## RECORDS SUPPLIED
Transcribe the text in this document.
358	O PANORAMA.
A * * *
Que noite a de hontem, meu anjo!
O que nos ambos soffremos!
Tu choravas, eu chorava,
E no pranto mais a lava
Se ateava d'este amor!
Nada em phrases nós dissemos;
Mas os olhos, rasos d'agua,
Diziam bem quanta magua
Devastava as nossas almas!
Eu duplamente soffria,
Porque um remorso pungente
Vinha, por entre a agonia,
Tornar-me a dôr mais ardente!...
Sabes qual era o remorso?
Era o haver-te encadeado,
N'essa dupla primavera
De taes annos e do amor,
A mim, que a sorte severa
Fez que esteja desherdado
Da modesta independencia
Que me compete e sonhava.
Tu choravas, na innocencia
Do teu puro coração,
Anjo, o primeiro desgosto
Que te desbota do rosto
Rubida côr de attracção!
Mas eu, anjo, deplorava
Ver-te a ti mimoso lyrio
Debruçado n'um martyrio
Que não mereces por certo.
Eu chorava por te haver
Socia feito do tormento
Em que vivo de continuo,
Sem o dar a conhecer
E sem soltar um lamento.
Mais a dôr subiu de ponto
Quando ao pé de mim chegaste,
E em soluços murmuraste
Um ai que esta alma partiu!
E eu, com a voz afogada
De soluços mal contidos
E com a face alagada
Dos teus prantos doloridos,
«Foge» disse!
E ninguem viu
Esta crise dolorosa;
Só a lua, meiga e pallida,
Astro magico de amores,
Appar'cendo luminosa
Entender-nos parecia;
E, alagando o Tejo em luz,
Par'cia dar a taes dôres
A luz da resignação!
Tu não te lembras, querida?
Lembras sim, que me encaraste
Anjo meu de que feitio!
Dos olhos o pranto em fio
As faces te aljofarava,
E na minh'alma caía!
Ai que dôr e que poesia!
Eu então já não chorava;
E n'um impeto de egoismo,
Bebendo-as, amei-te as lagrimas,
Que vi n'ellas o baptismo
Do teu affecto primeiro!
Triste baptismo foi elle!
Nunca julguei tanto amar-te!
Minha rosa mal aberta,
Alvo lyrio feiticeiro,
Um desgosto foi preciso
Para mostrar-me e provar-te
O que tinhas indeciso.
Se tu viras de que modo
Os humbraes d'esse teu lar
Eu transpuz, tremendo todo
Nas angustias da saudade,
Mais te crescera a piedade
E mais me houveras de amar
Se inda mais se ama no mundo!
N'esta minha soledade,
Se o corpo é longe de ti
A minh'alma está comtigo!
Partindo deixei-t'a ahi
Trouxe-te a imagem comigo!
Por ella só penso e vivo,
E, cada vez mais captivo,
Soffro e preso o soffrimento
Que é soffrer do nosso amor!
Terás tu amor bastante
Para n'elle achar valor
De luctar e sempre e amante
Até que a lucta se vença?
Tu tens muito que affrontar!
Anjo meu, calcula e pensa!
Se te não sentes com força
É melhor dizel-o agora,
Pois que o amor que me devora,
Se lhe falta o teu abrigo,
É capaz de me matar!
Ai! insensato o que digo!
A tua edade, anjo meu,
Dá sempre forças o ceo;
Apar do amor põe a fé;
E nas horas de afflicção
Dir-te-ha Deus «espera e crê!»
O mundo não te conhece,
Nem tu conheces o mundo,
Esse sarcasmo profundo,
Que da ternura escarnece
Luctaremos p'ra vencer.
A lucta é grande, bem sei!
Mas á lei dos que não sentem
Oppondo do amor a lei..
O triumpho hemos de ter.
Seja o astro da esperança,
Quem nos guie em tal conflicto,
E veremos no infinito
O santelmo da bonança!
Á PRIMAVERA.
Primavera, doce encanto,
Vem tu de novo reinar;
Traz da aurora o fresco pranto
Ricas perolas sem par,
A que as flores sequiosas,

## TASK STATEMENT
Extract every entry above as it appears.

## FINAL RESULT
Transcribe the text in this document.
358	O PANORAMA.
A * * *
Que noite a de hontem, meu anjo!
O que nos ambos soffremos!
Tu choravas, eu chorava,
E no pranto mais a lava
Se ateava d'este amor!
Nada em phrases nós dissemos;
Mas os olhos, rasos d'agua,
Diziam bem quanta magua
Devastava as nossas almas!
Eu duplamente soffria,
Porque um remorso pungente
Vinha, por entre a agonia,
Tornar-me a dôr mais ardente!...
Sabes qual era o remorso?
Era o haver-te encadeado,
N'essa dupla primavera
De taes annos e do amor,
A mim, que a sorte severa
Fez que esteja desherdado
Da modesta independencia
Que me compete e sonhava.
Tu choravas, na innocencia
Do teu puro coração,
Anjo, o primeiro desgosto
Que te desbota do rosto
Rubida côr de attracção!
Mas eu, anjo, deplorava
Ver-te a ti mimoso lyrio
Debruçado n'um martyrio
Que não mereces por certo.
Eu chorava por te haver
Socia feito do tormento
Em que vivo de continuo,
Sem o dar a conhecer
E sem soltar um lamento.
Mais a dôr subiu de ponto
Quando ao pé de mim chegaste,
E em soluços murmuraste
Um ai que esta alma partiu!
E eu, com a voz afogada
De soluços mal contidos
E com a face alagada
Dos teus prantos doloridos,
«Foge» disse!
E ninguem viu
Esta crise dolorosa;
Só a lua, meiga e pallida,
Astro magico de amores,
Appar'cendo luminosa
Entender-nos parecia;
E, alagando o Tejo em luz,
Par'cia dar a taes dôres
A luz da resignação!
Tu não te lembras, querida?
Lembras sim, que me encaraste
Anjo meu de que feitio!
Dos olhos o pranto em fio
As faces te aljofarava,
E na minh'alma caía!
Ai que dôr e que poesia!
Eu então já não chorava;
E n'um impeto de egoismo,
Bebendo-as, amei-te as lagrimas,
Que vi n'ellas o baptismo
Do teu affecto primeiro!
Triste baptismo foi elle!
Nunca julguei tanto amar-te!
Minha rosa mal aberta,
Alvo lyrio feiticeiro,
Um desgosto foi preciso
Para mostrar-me e provar-te
O que tinhas indeciso.
Se tu viras de que modo
Os humbraes d'esse teu lar
Eu transpuz, tremendo todo
Nas angustias da saudade,
Mais te crescera a piedade
E mais me houveras de amar
Se inda mais se ama no mundo!
N'esta minha soledade,
Se o corpo é longe de ti
A minh'alma está comtigo!
Partindo deixei-t'a ahi
Trouxe-te a imagem comigo!
Por ella só penso e vivo,
E, cada vez mais captivo,
Soffro e preso o soffrimento
Que é soffrer do nosso amor!
Terás tu amor bastante
Para n'elle achar valor
De luctar e sempre e amante
Até que a lucta se vença?
Tu tens muito que affrontar!
Anjo meu, calcula e pensa!
Se te não sentes com força
É melhor dizel-o agora,
Pois que o amor que me devora,
Se lhe falta o teu abrigo,
É capaz de me matar!
Ai! insensato o que digo!
A tua edade, anjo meu,
Dá sempre forças o ceo;
Apar do amor põe a fé;
E nas horas de afflicção
Dir-te-ha Deus «espera e crê!»
O mundo não te conhece,
Nem tu conheces o mundo,
Esse sarcasmo profundo,
Que da ternura escarnece
Luctaremos p'ra vencer.
A lucta é grande, bem sei!
Mas á lei dos que não sentem
Oppondo do amor a lei..
O triumpho hemos de ter.
Seja o astro da esperança,
Quem nos guie em tal conflicto,
E veremos no infinito
O santelmo da bonança!
Á PRIMAVERA.
Primavera, doce encanto,
Vem tu de novo reinar;
Traz da aurora o fresco pranto
Ricas perolas sem par,
A que as flores sequiosas,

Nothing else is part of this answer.